__Problem__: Leaving out the pictures, transcribe all of the records faithfully.

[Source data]
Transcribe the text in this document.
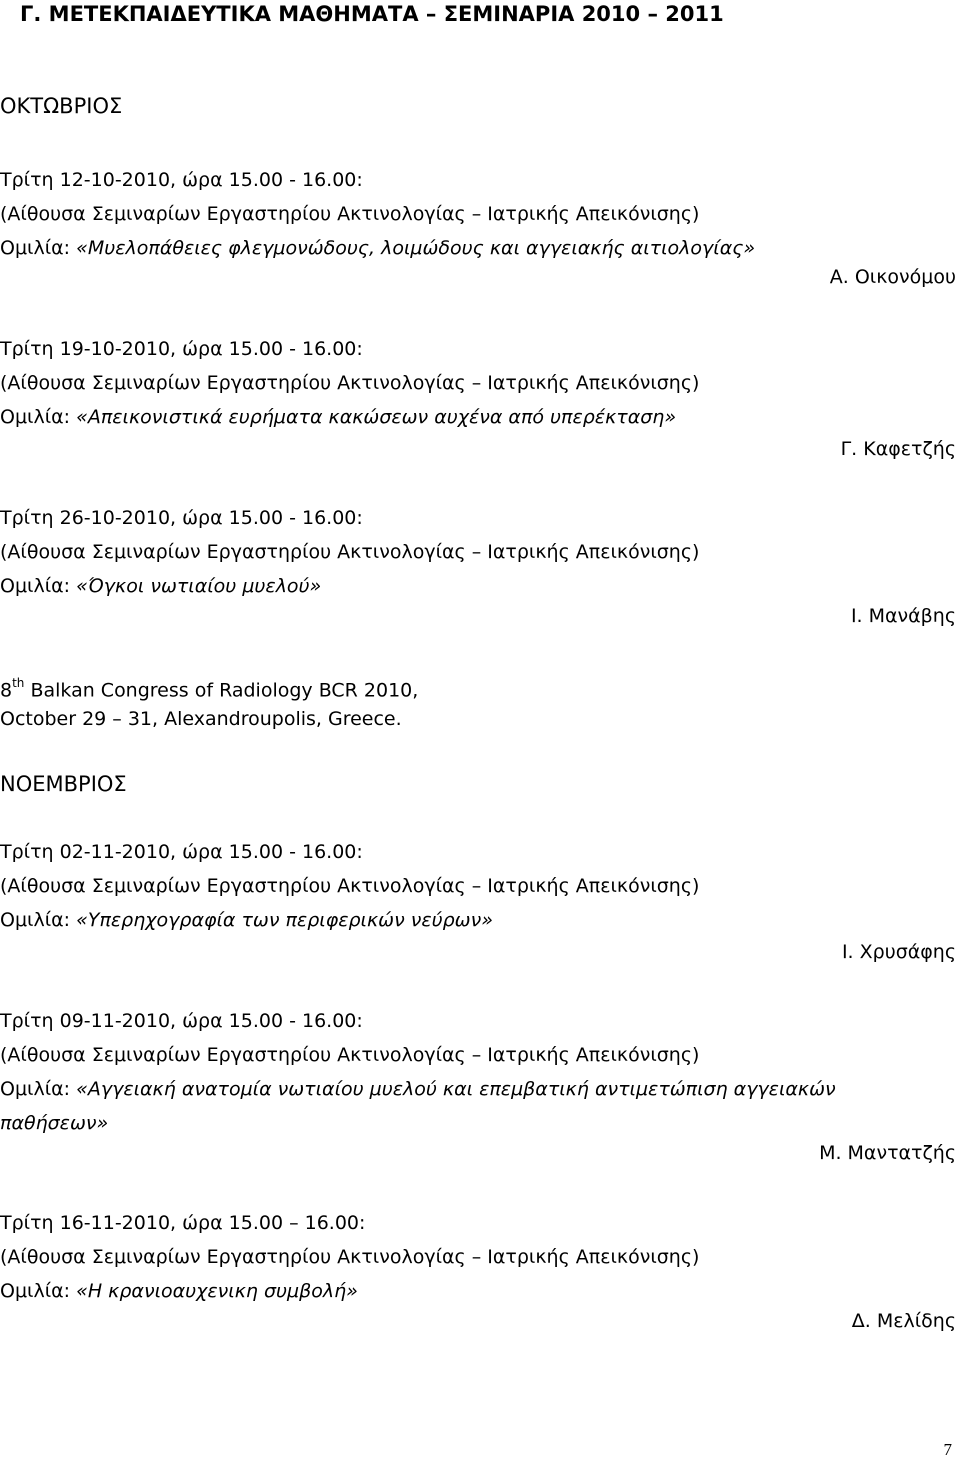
Γ. ΜΕΤΕΚΠΑΙΔΕΥΤΙΚΑ ΜΑΘΗΜΑΤΑ – ΣΕΜΙΝΑΡΙΑ 2010 – 2011
ΟΚΤΩΒΡΙΟΣ
Τρίτη 12-10-2010, ώρα 15.00 - 16.00:
(Αίθουσα Σεμιναρίων Εργαστηρίου Ακτινολογίας – Ιατρικής Απεικόνισης)
Ομιλία: «Μυελοπάθειες φλεγμονώδους, λοιμώδους και αγγειακής αιτιολογίας»
Α. Οικονόμου
Τρίτη 19-10-2010, ώρα 15.00 - 16.00:
(Αίθουσα Σεμιναρίων Εργαστηρίου Ακτινολογίας – Ιατρικής Απεικόνισης)
Ομιλία: «Απεικονιστικά ευρήματα κακώσεων αυχένα από υπερέκταση»
Γ. Καφετζής
Τρίτη 26-10-2010, ώρα 15.00 - 16.00:
(Αίθουσα Σεμιναρίων Εργαστηρίου Ακτινολογίας – Ιατρικής Απεικόνισης)
Ομιλία: «Όγκοι νωτιαίου μυελού»
Ι. Μανάβης
8th Balkan Congress of Radiology BCR 2010,
October 29 – 31, Alexandroupolis, Greece.
ΝΟΕΜΒΡΙΟΣ
Τρίτη 02-11-2010, ώρα 15.00 - 16.00:
(Αίθουσα Σεμιναρίων Εργαστηρίου Ακτινολογίας – Ιατρικής Απεικόνισης)
Ομιλία: «Υπερηχογραφία των περιφερικών νεύρων»
Ι. Χρυσάφης
Τρίτη 09-11-2010, ώρα 15.00 - 16.00:
(Αίθουσα Σεμιναρίων Εργαστηρίου Ακτινολογίας – Ιατρικής Απεικόνισης)
Ομιλία: «Αγγειακή ανατομία νωτιαίου μυελού και επεμβατική αντιμετώπιση αγγειακών
παθήσεων»
Μ. Μαντατζής
Τρίτη 16-11-2010, ώρα 15.00 – 16.00:
(Αίθουσα Σεμιναρίων Εργαστηρίου Ακτινολογίας – Ιατρικής Απεικόνισης)
Ομιλία: «Η κρανιοαυχενικη συμβολή»
Δ. Μελίδης
7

__Task response__:
Transcribe the text in this document.
Γ. ΜΕΤΕΚΠΑΙΔΕΥΤΙΚΑ ΜΑΘΗΜΑΤΑ – ΣΕΜΙΝΑΡΙΑ 2010 – 2011
ΟΚΤΩΒΡΙΟΣ
Τρίτη 12-10-2010, ώρα 15.00 - 16.00:
(Αίθουσα Σεμιναρίων Εργαστηρίου Ακτινολογίας – Ιατρικής Απεικόνισης)
Ομιλία: «Μυελοπάθειες φλεγμονώδους, λοιμώδους και αγγειακής αιτιολογίας»
Α. Οικονόμου
Τρίτη 19-10-2010, ώρα 15.00 - 16.00:
(Αίθουσα Σεμιναρίων Εργαστηρίου Ακτινολογίας – Ιατρικής Απεικόνισης)
Ομιλία: «Απεικονιστικά ευρήματα κακώσεων αυχένα από υπερέκταση»
Γ. Καφετζής
Τρίτη 26-10-2010, ώρα 15.00 - 16.00:
(Αίθουσα Σεμιναρίων Εργαστηρίου Ακτινολογίας – Ιατρικής Απεικόνισης)
Ομιλία: «Όγκοι νωτιαίου μυελού»
Ι. Μανάβης
8th Balkan Congress of Radiology BCR 2010,
October 29 – 31, Alexandroupolis, Greece.
ΝΟΕΜΒΡΙΟΣ
Τρίτη 02-11-2010, ώρα 15.00 - 16.00:
(Αίθουσα Σεμιναρίων Εργαστηρίου Ακτινολογίας – Ιατρικής Απεικόνισης)
Ομιλία: «Υπερηχογραφία των περιφερικών νεύρων»
Ι. Χρυσάφης
Τρίτη 09-11-2010, ώρα 15.00 - 16.00:
(Αίθουσα Σεμιναρίων Εργαστηρίου Ακτινολογίας – Ιατρικής Απεικόνισης)
Ομιλία: «Αγγειακή ανατομία νωτιαίου μυελού και επεμβατική αντιμετώπιση αγγειακών
παθήσεων»
Μ. Μαντατζής
Τρίτη 16-11-2010, ώρα 15.00 – 16.00:
(Αίθουσα Σεμιναρίων Εργαστηρίου Ακτινολογίας – Ιατρικής Απεικόνισης)
Ομιλία: «Η κρανιοαυχενικη συμβολή»
Δ. Μελίδης
7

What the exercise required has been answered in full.